Images embedded in the records are excluded; print everything else exactly as given.

(Part of a data file)
################
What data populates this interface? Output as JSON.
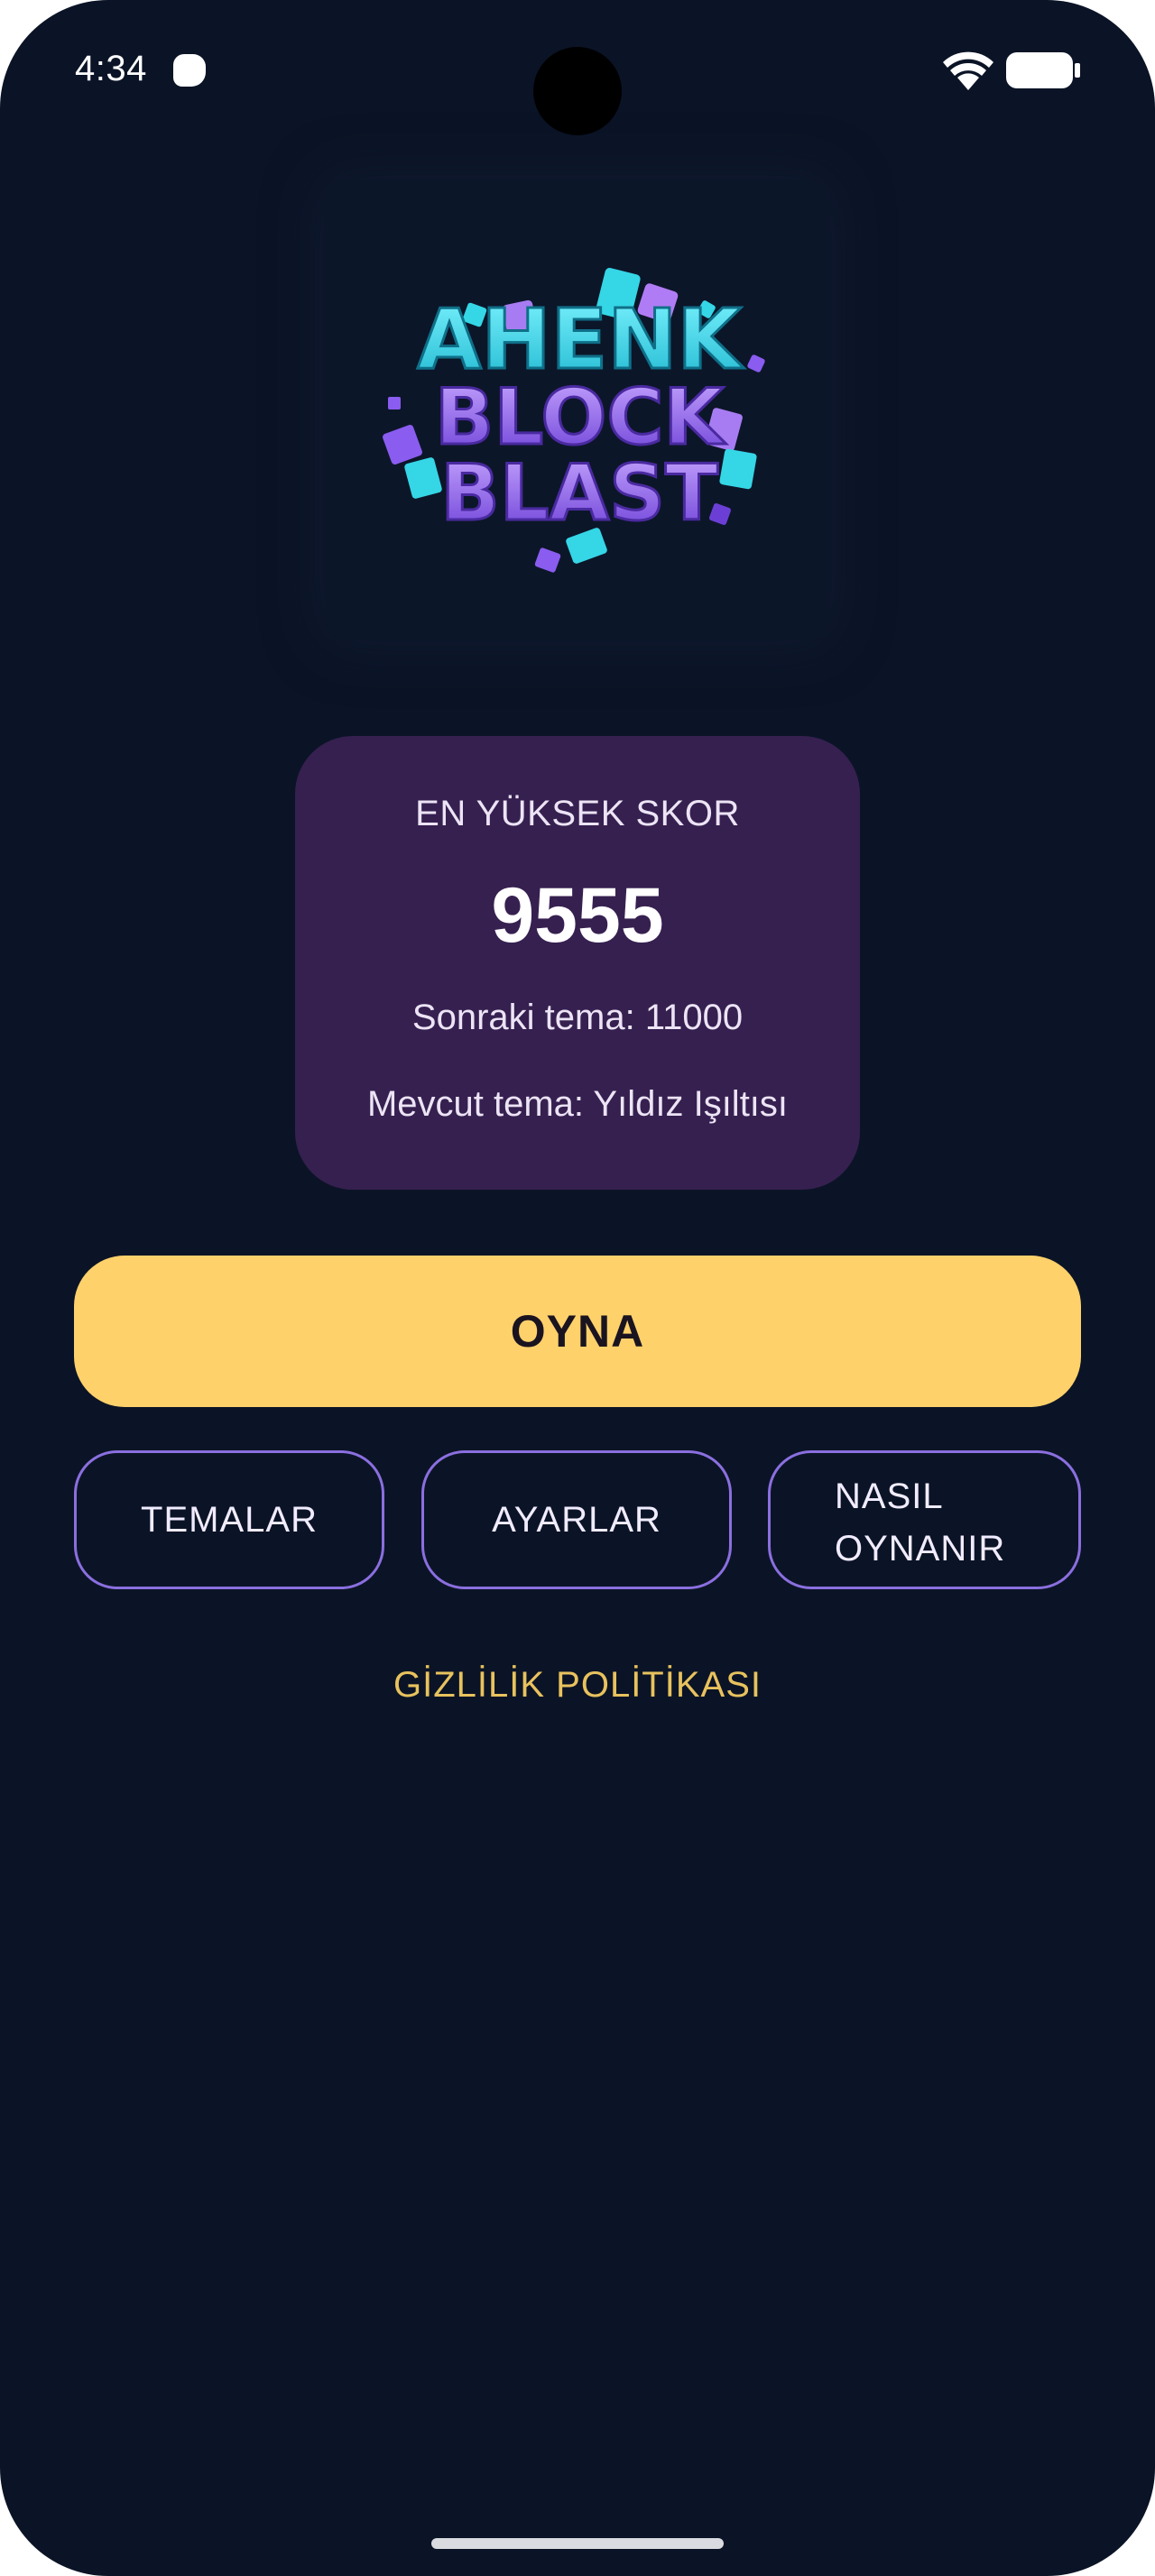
{
  "status_bar": {
    "time": "4:34",
    "icons": [
      "app-notification-icon",
      "wifi-icon",
      "battery-icon"
    ]
  },
  "logo": {
    "line1": "AHENK",
    "line2": "BLOCK",
    "line3": "BLAST"
  },
  "score_card": {
    "title": "EN YÜKSEK SKOR",
    "high_score": "9555",
    "next_theme": "Sonraki tema: 11000",
    "current_theme": "Mevcut tema: Yıldız Işıltısı"
  },
  "buttons": {
    "play": "OYNA",
    "themes": "TEMALAR",
    "settings": "AYARLAR",
    "how_to_play_line1": "NASIL",
    "how_to_play_line2": "OYNANIR"
  },
  "links": {
    "privacy": "GİZLİLİK POLİTİKASI"
  },
  "colors": {
    "background": "#0b1426",
    "card": "#362050",
    "play_button": "#ffd16b",
    "button_border": "#8b6fe0",
    "link": "#e8c25e",
    "logo_cyan": "#35d6e6",
    "logo_purple": "#8a5cf0"
  }
}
################
(The response)
What data populates this interface? Output as JSON.
{
  "status_bar": {
    "time": "4:34",
    "icons": [
      "app-notification-icon",
      "wifi-icon",
      "battery-icon"
    ]
  },
  "logo": {
    "line1": "AHENK",
    "line2": "BLOCK",
    "line3": "BLAST"
  },
  "score_card": {
    "title": "EN YÜKSEK SKOR",
    "high_score": "9555",
    "next_theme": "Sonraki tema: 11000",
    "current_theme": "Mevcut tema: Yıldız Işıltısı"
  },
  "buttons": {
    "play": "OYNA",
    "themes": "TEMALAR",
    "settings": "AYARLAR",
    "how_to_play_line1": "NASIL",
    "how_to_play_line2": "OYNANIR"
  },
  "links": {
    "privacy": "GİZLİLİK POLİTİKASI"
  },
  "colors": {
    "background": "#0b1426",
    "card": "#362050",
    "play_button": "#ffd16b",
    "button_border": "#8b6fe0",
    "link": "#e8c25e",
    "logo_cyan": "#35d6e6",
    "logo_purple": "#8a5cf0"
  }
}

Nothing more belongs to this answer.